§ Instructions to follow:
What follows is a set of records, each of which is to be written out exactly.

§ Collection entries:
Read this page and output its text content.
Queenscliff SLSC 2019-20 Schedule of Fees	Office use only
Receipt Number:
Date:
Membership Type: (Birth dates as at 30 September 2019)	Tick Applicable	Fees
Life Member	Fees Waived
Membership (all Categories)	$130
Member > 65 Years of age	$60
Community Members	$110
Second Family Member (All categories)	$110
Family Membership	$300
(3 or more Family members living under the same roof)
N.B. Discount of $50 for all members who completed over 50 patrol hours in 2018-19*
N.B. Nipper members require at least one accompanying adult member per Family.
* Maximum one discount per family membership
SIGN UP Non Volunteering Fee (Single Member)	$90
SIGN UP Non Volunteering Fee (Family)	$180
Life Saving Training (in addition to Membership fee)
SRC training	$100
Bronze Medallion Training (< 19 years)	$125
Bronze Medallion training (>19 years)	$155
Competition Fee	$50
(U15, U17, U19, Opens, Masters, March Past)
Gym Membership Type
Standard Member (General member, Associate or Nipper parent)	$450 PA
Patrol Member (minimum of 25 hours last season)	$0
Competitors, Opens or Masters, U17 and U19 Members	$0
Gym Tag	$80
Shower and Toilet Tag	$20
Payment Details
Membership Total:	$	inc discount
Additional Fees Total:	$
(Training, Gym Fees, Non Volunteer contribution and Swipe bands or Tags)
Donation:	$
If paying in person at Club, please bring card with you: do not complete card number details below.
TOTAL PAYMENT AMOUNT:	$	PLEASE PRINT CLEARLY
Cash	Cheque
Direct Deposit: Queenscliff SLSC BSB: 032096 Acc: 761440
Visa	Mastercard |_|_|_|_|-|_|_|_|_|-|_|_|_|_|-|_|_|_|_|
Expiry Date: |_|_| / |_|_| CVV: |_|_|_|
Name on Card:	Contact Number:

§ Task solution:
Read this page and output its text content.
Queenscliff SLSC 2019-20 Schedule of Fees	Office use only
Receipt Number:
Date:
Membership Type: (Birth dates as at 30 September 2019)	Tick Applicable	Fees
Life Member	Fees Waived
Membership (all Categories)	$130
Member > 65 Years of age	$60
Community Members	$110
Second Family Member (All categories)	$110
Family Membership	$300
(3 or more Family members living under the same roof)
N.B. Discount of $50 for all members who completed over 50 patrol hours in 2018-19*
N.B. Nipper members require at least one accompanying adult member per Family.
* Maximum one discount per family membership
SIGN UP Non Volunteering Fee (Single Member)	$90
SIGN UP Non Volunteering Fee (Family)	$180
Life Saving Training (in addition to Membership fee)
SRC training	$100
Bronze Medallion Training (< 19 years)	$125
Bronze Medallion training (>19 years)	$155
Competition Fee	$50
(U15, U17, U19, Opens, Masters, March Past)
Gym Membership Type
Standard Member (General member, Associate or Nipper parent)	$450 PA
Patrol Member (minimum of 25 hours last season)	$0
Competitors, Opens or Masters, U17 and U19 Members	$0
Gym Tag	$80
Shower and Toilet Tag	$20
Payment Details
Membership Total:	$	inc discount
Additional Fees Total:	$
(Training, Gym Fees, Non Volunteer contribution and Swipe bands or Tags)
Donation:	$
If paying in person at Club, please bring card with you: do not complete card number details below.
TOTAL PAYMENT AMOUNT:	$	PLEASE PRINT CLEARLY
Cash	Cheque
Direct Deposit: Queenscliff SLSC BSB: 032096 Acc: 761440
Visa	Mastercard |_|_|_|_|-|_|_|_|_|-|_|_|_|_|-|_|_|_|_|
Expiry Date: |_|_| / |_|_| CVV: |_|_|_|
Name on Card:	Contact Number:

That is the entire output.